PROBLEM REQUIREMENTS: Go through each line of the records below and count those with the word "screenshot". Give only the count.
-- RECORD EXTRACTS start --
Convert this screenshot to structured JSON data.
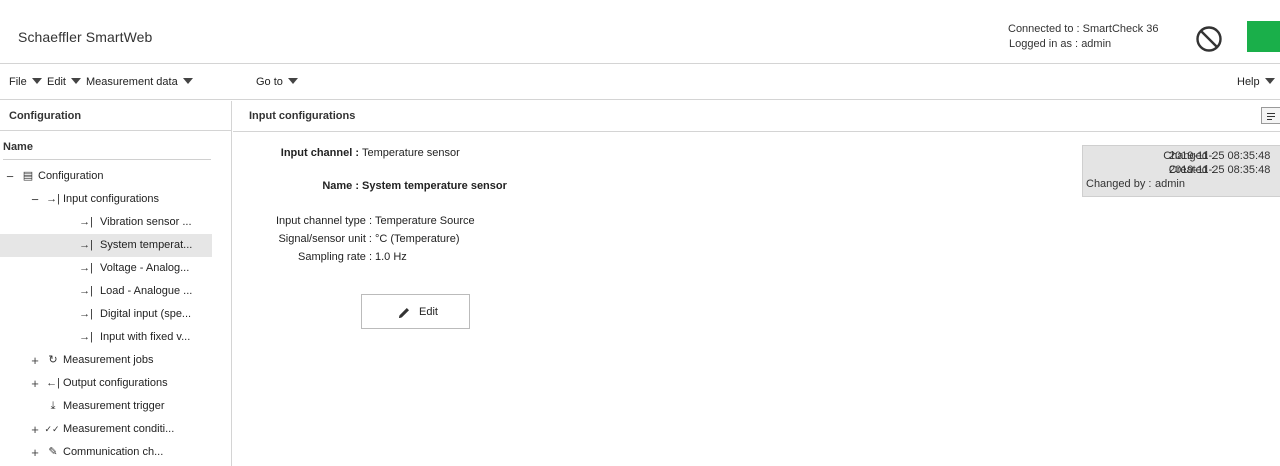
{
  "header": {
    "app_title": "Schaeffler SmartWeb",
    "connected_label": "Connected to :",
    "connected_value": "SmartCheck 36",
    "logged_label": "Logged in as :",
    "logged_value": "admin",
    "status_icon": "no-entry-icon",
    "status_color": "#1aaf4a"
  },
  "menu": {
    "file": "File",
    "edit": "Edit",
    "measurement_data": "Measurement data",
    "go_to": "Go to",
    "help": "Help"
  },
  "left": {
    "title": "Configuration",
    "column_header": "Name",
    "tree": [
      {
        "label": "Configuration",
        "expander": "−",
        "icon": "▤"
      },
      {
        "label": "Input configurations",
        "expander": "−",
        "icon": "→|"
      },
      {
        "label": "Vibration sensor ...",
        "expander": "",
        "icon": "→|"
      },
      {
        "label": "System temperat...",
        "expander": "",
        "icon": "→|"
      },
      {
        "label": "Voltage - Analog...",
        "expander": "",
        "icon": "→|"
      },
      {
        "label": "Load - Analogue ...",
        "expander": "",
        "icon": "→|"
      },
      {
        "label": "Digital input (spe...",
        "expander": "",
        "icon": "→|"
      },
      {
        "label": "Input with fixed v...",
        "expander": "",
        "icon": "→|"
      },
      {
        "label": "Measurement jobs",
        "expander": "+",
        "icon": "↻"
      },
      {
        "label": "Output configurations",
        "expander": "+",
        "icon": "←|"
      },
      {
        "label": "Measurement trigger",
        "expander": "",
        "icon": "⤓"
      },
      {
        "label": "Measurement conditi...",
        "expander": "+",
        "icon": "✓✓"
      },
      {
        "label": "Communication ch...",
        "expander": "+",
        "icon": "✎"
      }
    ]
  },
  "main": {
    "title": "Input configurations",
    "input_channel_label": "Input channel :",
    "input_channel_value": "Temperature sensor",
    "name_label": "Name :",
    "name_value": "System temperature sensor",
    "channel_type_label": "Input channel type :",
    "channel_type_value": "Temperature Source",
    "unit_label": "Signal/sensor unit :",
    "unit_value": "°C (Temperature)",
    "sampling_label": "Sampling rate :",
    "sampling_value": "1.0 Hz",
    "edit_button": "Edit",
    "changed_label": "Changed :",
    "changed_value": "2019-11-25 08:35:48",
    "created_label": "Created :",
    "created_value": "2019-11-25 08:35:48",
    "changed_by_label": "Changed by :",
    "changed_by_value": "admin"
  }
}
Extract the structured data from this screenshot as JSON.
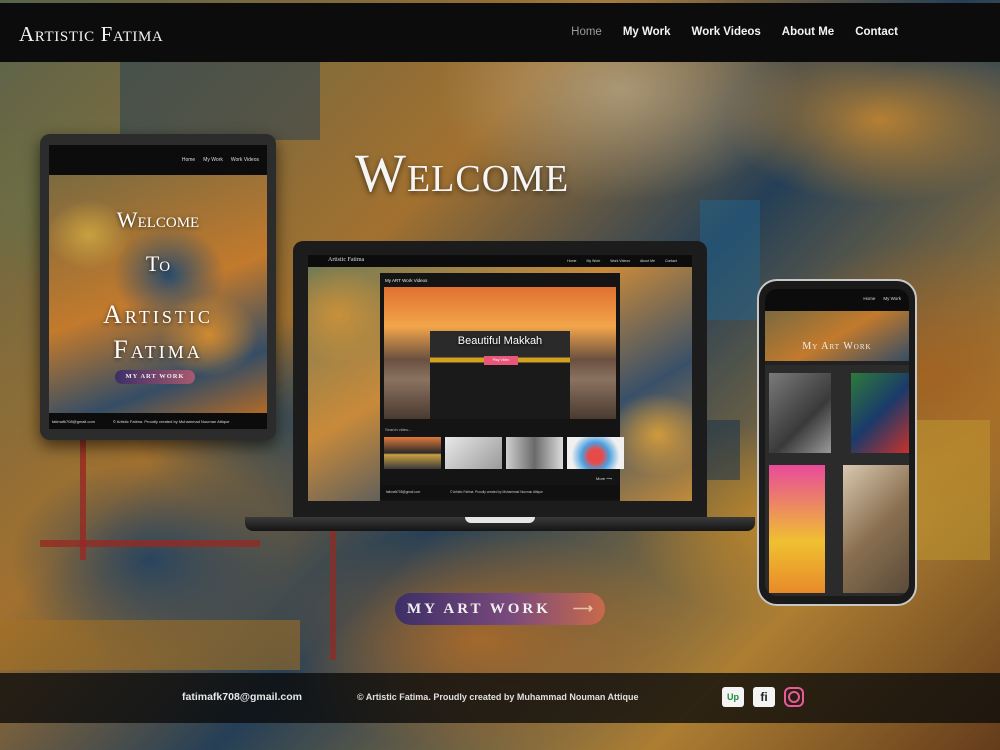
{
  "site": {
    "logo": "Artistic Fatima",
    "nav": [
      "Home",
      "My Work",
      "Work Videos",
      "About Me",
      "Contact"
    ],
    "active_nav": "Home"
  },
  "hero": {
    "welcome": "Welcome",
    "cta": "MY ART WORK",
    "cta_arrow": "⟶"
  },
  "footer": {
    "email": "fatimafk708@gmail.com",
    "copyright": "© Artistic Fatima. Proudly created by Muhammad Nouman Attique",
    "social": [
      "upwork-icon",
      "fiverr-icon",
      "instagram-icon"
    ],
    "upwork_text": "Up",
    "fiverr_text": "fi"
  },
  "tablet": {
    "nav": [
      "Home",
      "My Work",
      "Work Videos"
    ],
    "line1": "Welcome",
    "line2": "To",
    "line3": "Artistic",
    "line4": "Fatima",
    "cta": "MY ART WORK",
    "email": "fatimafk708@gmail.com",
    "copyright": "© Artistic Fatima. Proudly created by Muhammad Nouman Attique"
  },
  "laptop": {
    "site_title": "Artistic Fatima",
    "nav": [
      "Home",
      "My Work",
      "Work Videos",
      "About Me",
      "Contact"
    ],
    "modal_title": "My ART Work Videos",
    "video_title": "Beautiful Makkah",
    "play_label": "Play Video",
    "search_placeholder": "Search video...",
    "thumb_caption": "Beautiful Makkah",
    "more_label": "More ⟶",
    "email": "fatimafk708@gmail.com",
    "copyright": "© Artistic Fatima. Proudly created by Muhammad Nouman Attique"
  },
  "phone": {
    "nav": [
      "Home",
      "My Work"
    ],
    "title": "My Art Work"
  },
  "colors": {
    "header_bg": "#0c0c0c",
    "cta_start": "#3c2f66",
    "cta_end": "#c96a4a",
    "play_button": "#e8567a",
    "instagram": "#e85a9a",
    "upwork": "#1f8a3c"
  }
}
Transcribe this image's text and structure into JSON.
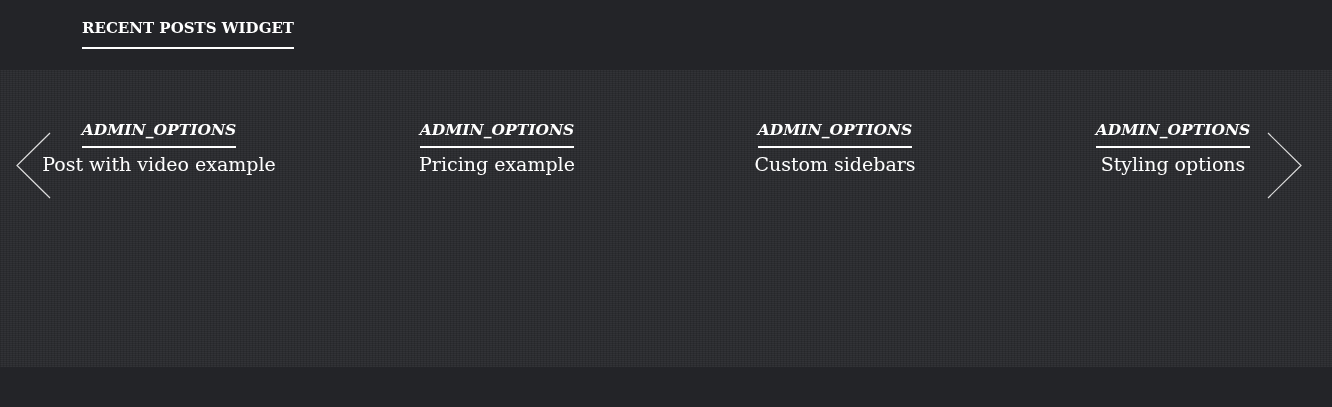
{
  "widget": {
    "title": "RECENT POSTS WIDGET"
  },
  "posts": [
    {
      "author": "ADMIN_OPTIONS",
      "title": "Post with video example"
    },
    {
      "author": "ADMIN_OPTIONS",
      "title": "Pricing example"
    },
    {
      "author": "ADMIN_OPTIONS",
      "title": "Custom sidebars"
    },
    {
      "author": "ADMIN_OPTIONS",
      "title": "Styling options"
    }
  ]
}
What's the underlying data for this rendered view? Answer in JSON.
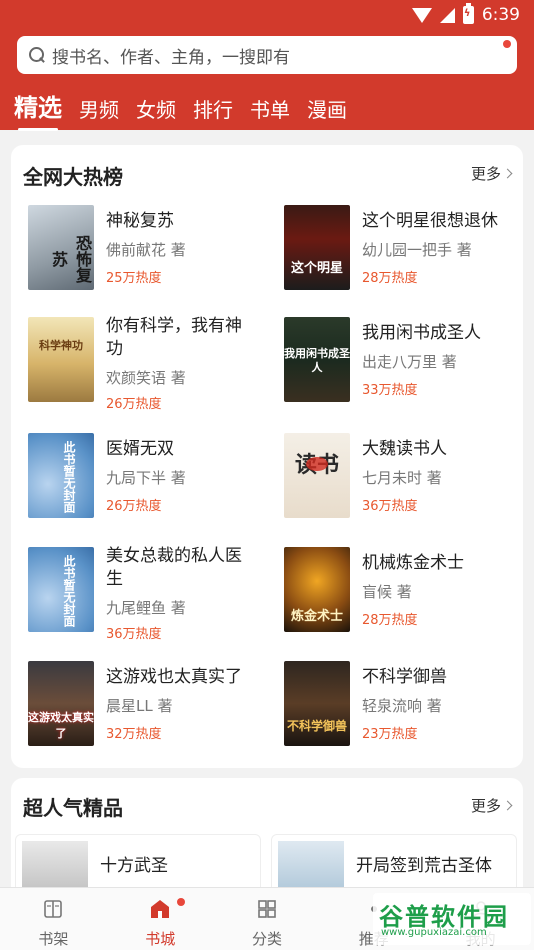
{
  "status_bar": {
    "time": "6:39",
    "battery_glyph": "ϟ"
  },
  "search": {
    "placeholder": "搜书名、作者、主角，一搜即有"
  },
  "tabs": [
    {
      "label": "精选",
      "active": true
    },
    {
      "label": "男频"
    },
    {
      "label": "女频"
    },
    {
      "label": "排行"
    },
    {
      "label": "书单"
    },
    {
      "label": "漫画"
    }
  ],
  "hot_section": {
    "title": "全网大热榜",
    "more": "更多",
    "books": [
      {
        "title": "神秘复苏",
        "author": "佛前献花 著",
        "heat": "25万热度",
        "cover_text": "恐怖复苏"
      },
      {
        "title": "这个明星很想退休",
        "author": "幼儿园一把手 著",
        "heat": "28万热度",
        "cover_text": "这个明星"
      },
      {
        "title": "你有科学，我有神功",
        "author": "欢颜笑语 著",
        "heat": "26万热度",
        "cover_text": "科学神功"
      },
      {
        "title": "我用闲书成圣人",
        "author": "出走八万里 著",
        "heat": "33万热度",
        "cover_text": "我用闲书成圣人"
      },
      {
        "title": "医婿无双",
        "author": "九局下半 著",
        "heat": "26万热度",
        "cover_text": "此书暂无封面"
      },
      {
        "title": "大魏读书人",
        "author": "七月未时 著",
        "heat": "36万热度",
        "cover_text": "读书"
      },
      {
        "title": "美女总裁的私人医生",
        "author": "九尾鲤鱼 著",
        "heat": "36万热度",
        "cover_text": "此书暂无封面"
      },
      {
        "title": "机械炼金术士",
        "author": "盲候 著",
        "heat": "28万热度",
        "cover_text": "炼金术士"
      },
      {
        "title": "这游戏也太真实了",
        "author": "晨星LL 著",
        "heat": "32万热度",
        "cover_text": "这游戏太真实了"
      },
      {
        "title": "不科学御兽",
        "author": "轻泉流响 著",
        "heat": "23万热度",
        "cover_text": "不科学御兽"
      }
    ]
  },
  "popular_section": {
    "title": "超人气精品",
    "more": "更多",
    "items": [
      {
        "title": "十方武圣"
      },
      {
        "title": "开局签到荒古圣体"
      }
    ]
  },
  "bottom_nav": [
    {
      "label": "书架"
    },
    {
      "label": "书城",
      "active": true
    },
    {
      "label": "分类"
    },
    {
      "label": "推荐"
    },
    {
      "label": "我的"
    }
  ],
  "watermark": {
    "big": "谷普软件园",
    "small": "www.gupuxiazai.com"
  },
  "colors": {
    "brand": "#d23a2c",
    "heat": "#e8582f"
  }
}
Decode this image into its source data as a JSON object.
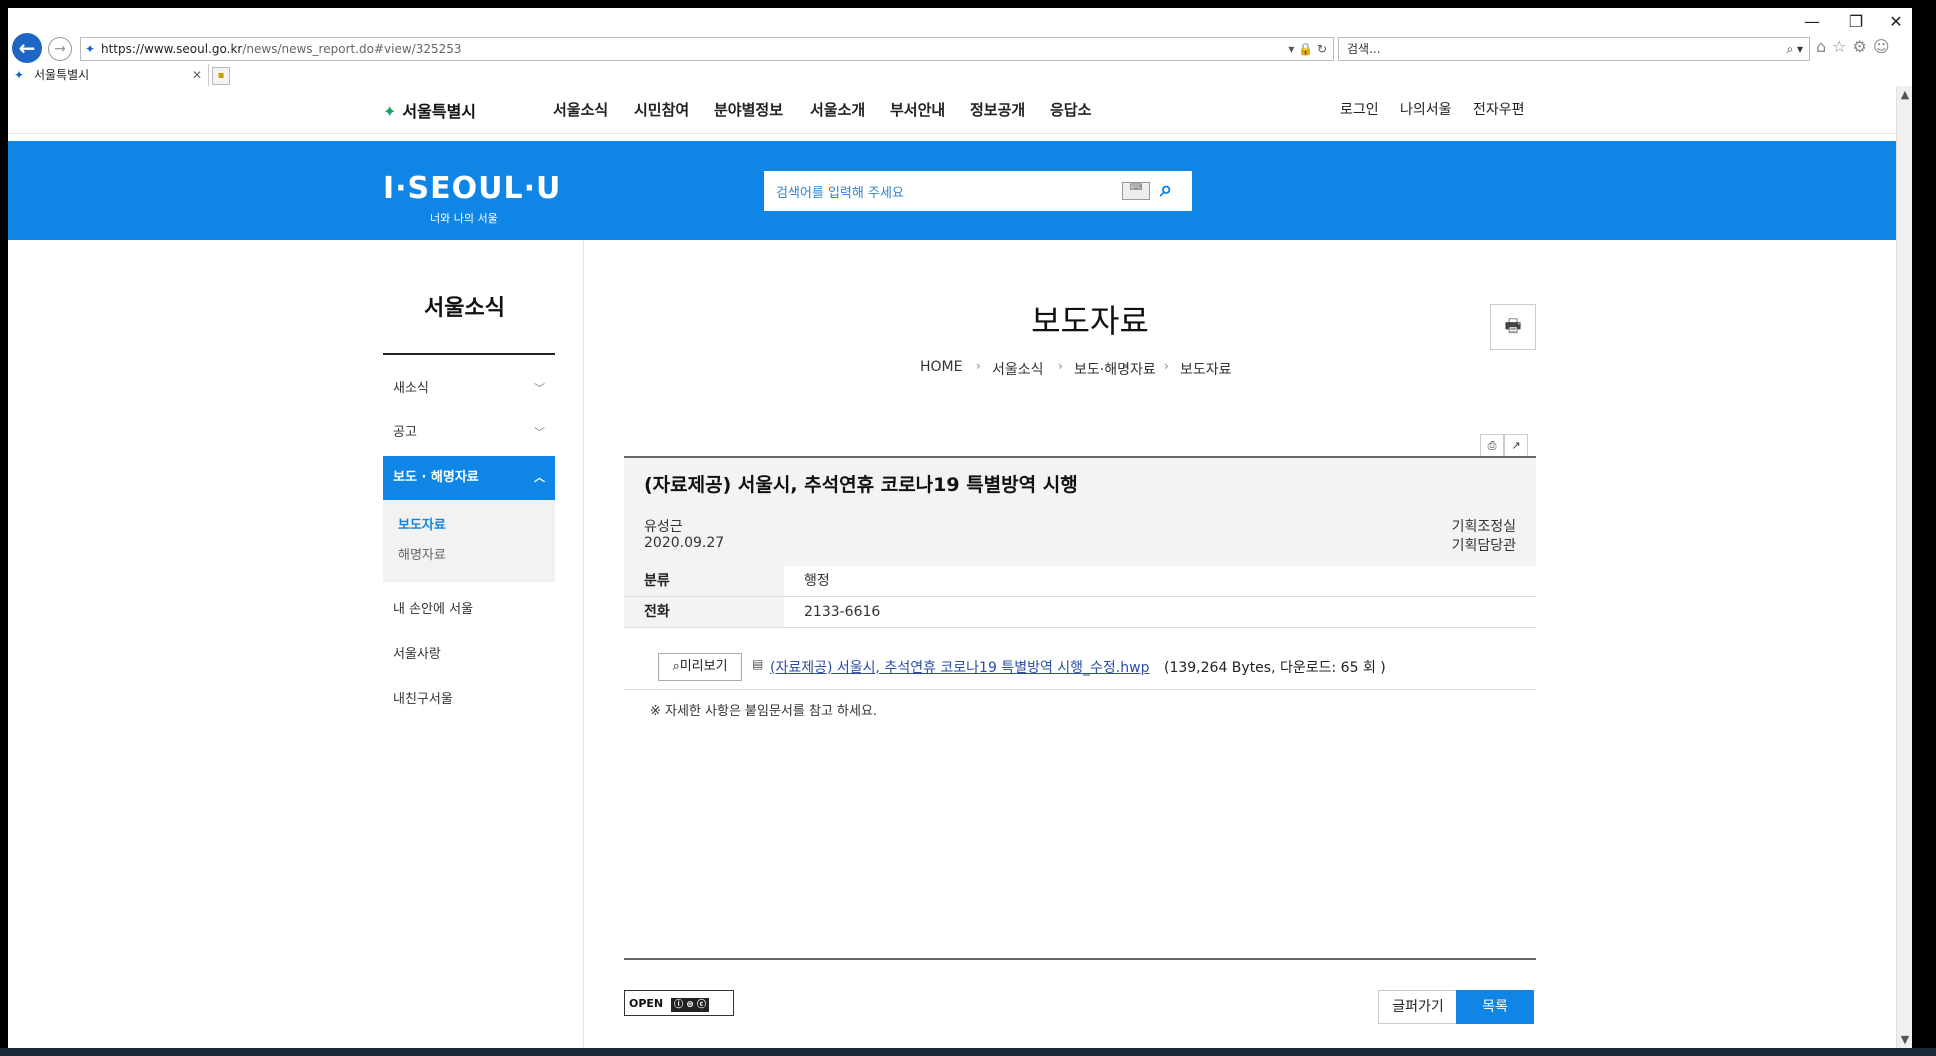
{
  "browser": {
    "url_host": "https://www.seoul.go.kr",
    "url_path": "/news/news_report.do#view/325253",
    "search_placeholder": "검색...",
    "tab_title": "서울특별시",
    "window_controls": [
      "—",
      "❐",
      "✕"
    ]
  },
  "gnb": {
    "logo": "서울특별시",
    "menu": [
      "서울소식",
      "시민참여",
      "분야별정보",
      "서울소개",
      "부서안내",
      "정보공개",
      "응답소"
    ],
    "util": [
      "로그인",
      "나의서울",
      "전자우편"
    ]
  },
  "banner": {
    "brand": "I·SEOUL·U",
    "brand_sub": "너와 나의 서울",
    "search_placeholder": "검색어를 입력해 주세요"
  },
  "sidebar": {
    "title": "서울소식",
    "items": [
      "새소식",
      "공고",
      "보도 · 해명자료",
      "내 손안에 서울",
      "서울사랑",
      "내친구서울"
    ],
    "sub_items": [
      "보도자료",
      "해명자료"
    ]
  },
  "content": {
    "page_title": "보도자료",
    "breadcrumb": [
      "HOME",
      "서울소식",
      "보도·해명자료",
      "보도자료"
    ],
    "article": {
      "title": "(자료제공) 서울시, 추석연휴 코로나19 특별방역 시행",
      "writer": "유성근",
      "date": "2020.09.27",
      "dept1": "기획조정실",
      "dept2": "기획담당관"
    },
    "rows": [
      {
        "key": "분류",
        "value": "행정"
      },
      {
        "key": "전화",
        "value": "2133-6616"
      }
    ],
    "preview_label": "미리보기",
    "file_name": "(자료제공) 서울시, 추석연휴 코로나19 특별방역 시행_수정.hwp",
    "file_info": "(139,264 Bytes, 다운로드: 65 회 )",
    "note": "※ 자세한 사항은 붙임문서를 참고 하세요.",
    "open_license": "OPEN",
    "btn_scrap": "글퍼가기",
    "btn_list": "목록"
  },
  "colors": {
    "brand_blue": "#0f86e5",
    "link_blue": "#2b4ea8"
  }
}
-- RECORD EXTRACTS end --
RESPONSE TO THIS EXERCISE: 2